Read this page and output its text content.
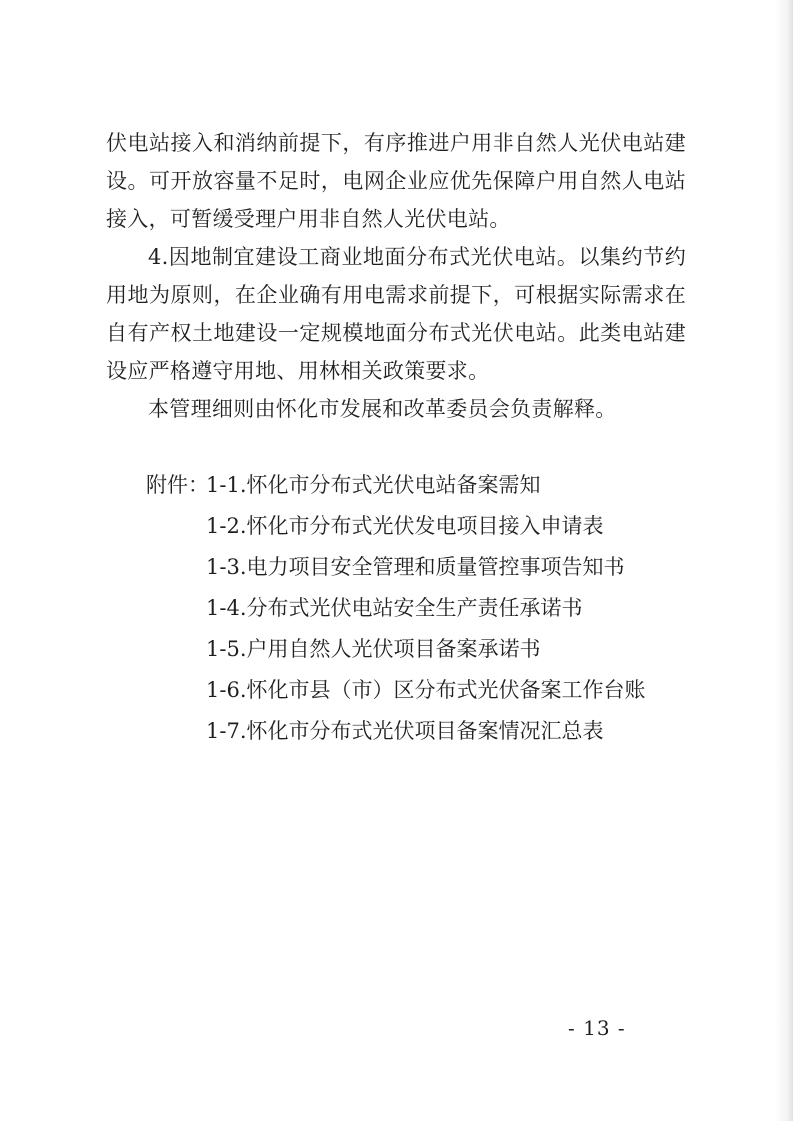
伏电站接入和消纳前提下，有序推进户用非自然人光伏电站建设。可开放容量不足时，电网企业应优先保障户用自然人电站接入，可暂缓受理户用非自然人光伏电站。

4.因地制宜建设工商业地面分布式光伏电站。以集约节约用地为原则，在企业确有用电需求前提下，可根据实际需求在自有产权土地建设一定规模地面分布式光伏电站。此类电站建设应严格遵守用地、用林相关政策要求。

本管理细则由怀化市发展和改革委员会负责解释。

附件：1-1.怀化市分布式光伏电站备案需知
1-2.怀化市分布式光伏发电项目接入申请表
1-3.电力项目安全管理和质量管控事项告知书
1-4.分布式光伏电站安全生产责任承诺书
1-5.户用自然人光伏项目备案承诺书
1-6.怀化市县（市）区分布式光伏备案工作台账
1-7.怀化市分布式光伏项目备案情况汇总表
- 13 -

####################

— Task brief —
Leaving the pictures aside, transcribe the entire listing exactly.

— Right answer —
Read this page and output its text content.
伏电站接入和消纳前提下，有序推进户用非自然人光伏电站建设。可开放容量不足时，电网企业应优先保障户用自然人电站接入，可暂缓受理户用非自然人光伏电站。

4.因地制宜建设工商业地面分布式光伏电站。以集约节约用地为原则，在企业确有用电需求前提下，可根据实际需求在自有产权土地建设一定规模地面分布式光伏电站。此类电站建设应严格遵守用地、用林相关政策要求。

本管理细则由怀化市发展和改革委员会负责解释。

附件：1-1.怀化市分布式光伏电站备案需知
1-2.怀化市分布式光伏发电项目接入申请表
1-3.电力项目安全管理和质量管控事项告知书
1-4.分布式光伏电站安全生产责任承诺书
1-5.户用自然人光伏项目备案承诺书
1-6.怀化市县（市）区分布式光伏备案工作台账
1-7.怀化市分布式光伏项目备案情况汇总表
- 13 -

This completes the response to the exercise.